Extracted records:

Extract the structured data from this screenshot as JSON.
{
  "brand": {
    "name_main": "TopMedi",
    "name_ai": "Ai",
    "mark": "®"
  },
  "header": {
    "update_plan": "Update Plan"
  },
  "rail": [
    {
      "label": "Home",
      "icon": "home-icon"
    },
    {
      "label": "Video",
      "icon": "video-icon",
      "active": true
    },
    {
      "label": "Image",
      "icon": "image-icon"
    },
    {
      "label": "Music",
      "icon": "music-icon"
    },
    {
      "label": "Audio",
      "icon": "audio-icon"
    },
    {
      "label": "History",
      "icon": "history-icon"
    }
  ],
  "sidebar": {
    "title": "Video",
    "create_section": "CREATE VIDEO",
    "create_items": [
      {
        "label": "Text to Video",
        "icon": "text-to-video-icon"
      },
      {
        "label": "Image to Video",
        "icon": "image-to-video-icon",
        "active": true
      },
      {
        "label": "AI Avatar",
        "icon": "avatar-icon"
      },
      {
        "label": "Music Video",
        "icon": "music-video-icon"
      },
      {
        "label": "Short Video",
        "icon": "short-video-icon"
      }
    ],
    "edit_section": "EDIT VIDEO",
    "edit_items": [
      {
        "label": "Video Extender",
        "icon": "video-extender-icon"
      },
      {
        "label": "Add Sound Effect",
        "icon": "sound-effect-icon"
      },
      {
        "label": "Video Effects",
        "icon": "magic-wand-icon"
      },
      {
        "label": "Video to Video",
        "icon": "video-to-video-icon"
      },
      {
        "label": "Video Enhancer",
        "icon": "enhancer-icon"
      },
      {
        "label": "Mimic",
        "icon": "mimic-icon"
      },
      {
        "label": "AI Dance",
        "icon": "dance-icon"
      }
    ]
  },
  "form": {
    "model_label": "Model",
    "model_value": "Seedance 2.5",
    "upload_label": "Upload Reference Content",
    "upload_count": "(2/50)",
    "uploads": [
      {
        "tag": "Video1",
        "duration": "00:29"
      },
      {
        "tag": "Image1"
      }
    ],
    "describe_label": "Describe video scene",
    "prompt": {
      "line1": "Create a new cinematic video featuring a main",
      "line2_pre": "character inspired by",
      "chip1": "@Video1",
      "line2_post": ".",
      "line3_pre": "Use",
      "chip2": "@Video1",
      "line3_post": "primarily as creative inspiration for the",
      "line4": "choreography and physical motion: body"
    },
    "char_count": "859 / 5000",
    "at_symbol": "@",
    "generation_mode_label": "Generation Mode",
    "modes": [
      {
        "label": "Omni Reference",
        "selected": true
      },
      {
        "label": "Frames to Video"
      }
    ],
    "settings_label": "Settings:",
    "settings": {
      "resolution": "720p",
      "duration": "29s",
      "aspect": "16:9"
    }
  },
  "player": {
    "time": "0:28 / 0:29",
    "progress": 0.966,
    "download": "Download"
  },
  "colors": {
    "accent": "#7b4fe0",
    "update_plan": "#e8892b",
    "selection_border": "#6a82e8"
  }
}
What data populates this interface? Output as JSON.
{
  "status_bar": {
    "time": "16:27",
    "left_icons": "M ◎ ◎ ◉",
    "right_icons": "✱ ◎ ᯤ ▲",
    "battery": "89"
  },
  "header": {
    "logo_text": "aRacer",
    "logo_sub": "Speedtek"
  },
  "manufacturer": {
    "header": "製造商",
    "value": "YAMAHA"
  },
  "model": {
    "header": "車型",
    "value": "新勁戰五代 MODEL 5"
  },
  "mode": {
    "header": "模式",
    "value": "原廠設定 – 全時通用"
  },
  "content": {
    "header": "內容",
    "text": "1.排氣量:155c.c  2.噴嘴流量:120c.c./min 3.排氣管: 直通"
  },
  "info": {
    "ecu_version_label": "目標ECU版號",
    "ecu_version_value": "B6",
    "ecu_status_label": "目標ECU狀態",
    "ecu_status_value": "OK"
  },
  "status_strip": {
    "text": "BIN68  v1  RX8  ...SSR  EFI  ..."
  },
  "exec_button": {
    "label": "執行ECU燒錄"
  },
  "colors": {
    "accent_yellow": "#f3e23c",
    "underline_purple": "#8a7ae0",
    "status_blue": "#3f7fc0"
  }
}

**Task instructions:**
Extract the full listing above without alteration.

**Written response:**
Extract the structured data from this screenshot as JSON.
{
  "brand": {
    "name_main": "TopMedi",
    "name_ai": "Ai",
    "mark": "®"
  },
  "header": {
    "update_plan": "Update Plan"
  },
  "rail": [
    {
      "label": "Home",
      "icon": "home-icon"
    },
    {
      "label": "Video",
      "icon": "video-icon",
      "active": true
    },
    {
      "label": "Image",
      "icon": "image-icon"
    },
    {
      "label": "Music",
      "icon": "music-icon"
    },
    {
      "label": "Audio",
      "icon": "audio-icon"
    },
    {
      "label": "History",
      "icon": "history-icon"
    }
  ],
  "sidebar": {
    "title": "Video",
    "create_section": "CREATE VIDEO",
    "create_items": [
      {
        "label": "Text to Video",
        "icon": "text-to-video-icon"
      },
      {
        "label": "Image to Video",
        "icon": "image-to-video-icon",
        "active": true
      },
      {
        "label": "AI Avatar",
        "icon": "avatar-icon"
      },
      {
        "label": "Music Video",
        "icon": "music-video-icon"
      },
      {
        "label": "Short Video",
        "icon": "short-video-icon"
      }
    ],
    "edit_section": "EDIT VIDEO",
    "edit_items": [
      {
        "label": "Video Extender",
        "icon": "video-extender-icon"
      },
      {
        "label": "Add Sound Effect",
        "icon": "sound-effect-icon"
      },
      {
        "label": "Video Effects",
        "icon": "magic-wand-icon"
      },
      {
        "label": "Video to Video",
        "icon": "video-to-video-icon"
      },
      {
        "label": "Video Enhancer",
        "icon": "enhancer-icon"
      },
      {
        "label": "Mimic",
        "icon": "mimic-icon"
      },
      {
        "label": "AI Dance",
        "icon": "dance-icon"
      }
    ]
  },
  "form": {
    "model_label": "Model",
    "model_value": "Seedance 2.5",
    "upload_label": "Upload Reference Content",
    "upload_count": "(2/50)",
    "uploads": [
      {
        "tag": "Video1",
        "duration": "00:29"
      },
      {
        "tag": "Image1"
      }
    ],
    "describe_label": "Describe video scene",
    "prompt": {
      "line1": "Create a new cinematic video featuring a main",
      "line2_pre": "character inspired by",
      "chip1": "@Video1",
      "line2_post": ".",
      "line3_pre": "Use",
      "chip2": "@Video1",
      "line3_post": "primarily as creative inspiration for the",
      "line4": "choreography and physical motion: body"
    },
    "char_count": "859 / 5000",
    "at_symbol": "@",
    "generation_mode_label": "Generation Mode",
    "modes": [
      {
        "label": "Omni Reference",
        "selected": true
      },
      {
        "label": "Frames to Video"
      }
    ],
    "settings_label": "Settings:",
    "settings": {
      "resolution": "720p",
      "duration": "29s",
      "aspect": "16:9"
    }
  },
  "player": {
    "time": "0:28 / 0:29",
    "progress": 0.966,
    "download": "Download"
  },
  "colors": {
    "accent": "#7b4fe0",
    "update_plan": "#e8892b",
    "selection_border": "#6a82e8"
  }
}
What data populates this interface? Output as JSON.
{
  "status_bar": {
    "time": "16:27",
    "left_icons": "M ◎ ◎ ◉",
    "right_icons": "✱ ◎ ᯤ ▲",
    "battery": "89"
  },
  "header": {
    "logo_text": "aRacer",
    "logo_sub": "Speedtek"
  },
  "manufacturer": {
    "header": "製造商",
    "value": "YAMAHA"
  },
  "model": {
    "header": "車型",
    "value": "新勁戰五代 MODEL 5"
  },
  "mode": {
    "header": "模式",
    "value": "原廠設定 – 全時通用"
  },
  "content": {
    "header": "內容",
    "text": "1.排氣量:155c.c  2.噴嘴流量:120c.c./min 3.排氣管: 直通"
  },
  "info": {
    "ecu_version_label": "目標ECU版號",
    "ecu_version_value": "B6",
    "ecu_status_label": "目標ECU狀態",
    "ecu_status_value": "OK"
  },
  "status_strip": {
    "text": "BIN68  v1  RX8  ...SSR  EFI  ..."
  },
  "exec_button": {
    "label": "執行ECU燒錄"
  },
  "colors": {
    "accent_yellow": "#f3e23c",
    "underline_purple": "#8a7ae0",
    "status_blue": "#3f7fc0"
  }
}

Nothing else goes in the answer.